=== Provided text ===

Vincent James Hooper

Optimal National Leverage: Shape, Not Size

Debt-to-GDP is the wrong number. What decides whether a nation survives a shock is the shape of its borrowing, not its size — as a war that should have broken Israel’s finances quietly proved.

 

There is a number with totemic power in 2026, and it is the wrong number. As Britain’s thirty-year gilt yield punched above 5.8 per cent this spring — a level last seen in 1998 — and Japan’s long bond hit an all-time high, the commentary reached reflexively for debt-to-GDP. The United States is past $39 trillion and 125 per cent of output, its net interest bill set to overtake the defence budget. The OECD reports a record $29 trillion of bond issuance this year, four-fifths of sovereign borrowing merely refinancing what exists — and treasuries are quietly shortening maturities to dodge a punishing long end, buying a cheaper coupon at the price of heavier rollover risk.

These figures are sobering, but they answer a question no creditor asks at the moment of truth. The level fixation rests on weaker ground than its confidence suggests: the famous Reinhart-Rogoff threshold, beyond which debt supposedly throttles growth, did not survive scrutiny once researchers found the spreadsheet error and the selective exclusions beneath it. Sovereign crises do not arrive because a ratio crosses a line. They arrive when a government can no longer place its paper at home — a function not of how much it owes but of to whom, in whose currency, and for how long. The level is the headline. The structure is the story.

Borrow the corporate frame. A company’s capital structure is its blend of debt and equity, and Modigliani and Miller taught that in a frictionless world the blend is irrelevant to value. The nearest sovereign analogue is Ricardian equivalence — an imperfect cousin, since Ricardo’s proposition concerns the timing of taxation rather than the mix of claims, but it carries the same moral: tax now, or borrow and tax later, and a rational public sees the same lifetime burden. In neither case does the financing mix matter — in theory. The interest lies in how violently the theory fails, and it fails far harder for a state.

Why? Because the frictions that break Modigliani-Miller are, for a nation, close to absolute. A firm that cannot pay is wound up; a liquidator arrives, assets are sold, claims are ranked, the residual belongs to shareholders. A nation has no liquidator. No court can seize a country, no estate is assembled, no residual claimant owns what is left. Willingness to pay diverges from ability, because sovereignty is the option to refuse. And there is no clean equity holder whose value we maximise: a state answers to heterogeneous citizens across overlapping generations whose interests openly conflict. We cannot even agree on the objective function, let alone optimise it.

So is there an optimal national capital structure? Not as a ratio. But there is a principle: a sovereign’s instruments lie on a spectrum from debt-like to equity-like, and what makes an instrument equity-like is that it pays less precisely when the country is doing badly. That property — state-contingency — is the hidden equity a nation forgets it has.

=== Data shown ===

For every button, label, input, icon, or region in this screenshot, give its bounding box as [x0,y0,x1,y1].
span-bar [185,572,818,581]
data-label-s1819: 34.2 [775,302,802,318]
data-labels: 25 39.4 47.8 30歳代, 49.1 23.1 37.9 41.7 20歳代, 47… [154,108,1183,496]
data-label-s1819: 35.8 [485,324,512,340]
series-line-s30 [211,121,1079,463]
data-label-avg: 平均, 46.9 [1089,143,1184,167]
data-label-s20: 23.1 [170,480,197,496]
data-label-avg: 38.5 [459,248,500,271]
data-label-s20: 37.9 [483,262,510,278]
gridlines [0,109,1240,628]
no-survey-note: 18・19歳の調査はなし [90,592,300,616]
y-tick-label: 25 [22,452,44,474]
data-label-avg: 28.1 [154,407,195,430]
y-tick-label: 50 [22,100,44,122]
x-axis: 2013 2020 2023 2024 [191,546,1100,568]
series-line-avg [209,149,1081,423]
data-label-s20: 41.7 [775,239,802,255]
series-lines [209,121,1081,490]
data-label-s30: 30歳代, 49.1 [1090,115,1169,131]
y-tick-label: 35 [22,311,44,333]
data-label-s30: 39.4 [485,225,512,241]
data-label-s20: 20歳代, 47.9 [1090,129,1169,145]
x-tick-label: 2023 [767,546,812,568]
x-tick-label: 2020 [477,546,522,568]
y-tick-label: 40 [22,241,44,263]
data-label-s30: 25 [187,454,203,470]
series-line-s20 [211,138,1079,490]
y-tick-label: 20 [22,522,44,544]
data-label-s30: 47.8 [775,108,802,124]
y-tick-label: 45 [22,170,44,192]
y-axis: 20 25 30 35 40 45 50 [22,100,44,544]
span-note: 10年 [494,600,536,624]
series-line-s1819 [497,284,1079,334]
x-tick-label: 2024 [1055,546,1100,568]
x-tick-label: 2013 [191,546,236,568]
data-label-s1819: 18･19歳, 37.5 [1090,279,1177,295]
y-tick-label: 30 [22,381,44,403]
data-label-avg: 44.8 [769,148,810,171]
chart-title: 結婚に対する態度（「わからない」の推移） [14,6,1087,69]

===

(Given problem) Copy the passage of the essay on national leverage that opens with the words containing "These figures are" and closes with "is the story.".

(Expected output)
These figures are sobering, but they answer a question no creditor asks at the moment of truth. The level fixation rests on weaker ground than its confidence suggests: the famous Reinhart-Rogoff threshold, beyond which debt supposedly throttles growth, did not survive scrutiny once researchers found the spreadsheet error and the selective exclusions beneath it. Sovereign crises do not arrive because a ratio crosses a line. They arrive when a government can no longer place its paper at home — a function not of how much it owes but of to whom, in whose currency, and for how long. The level is the headline. The structure is the story.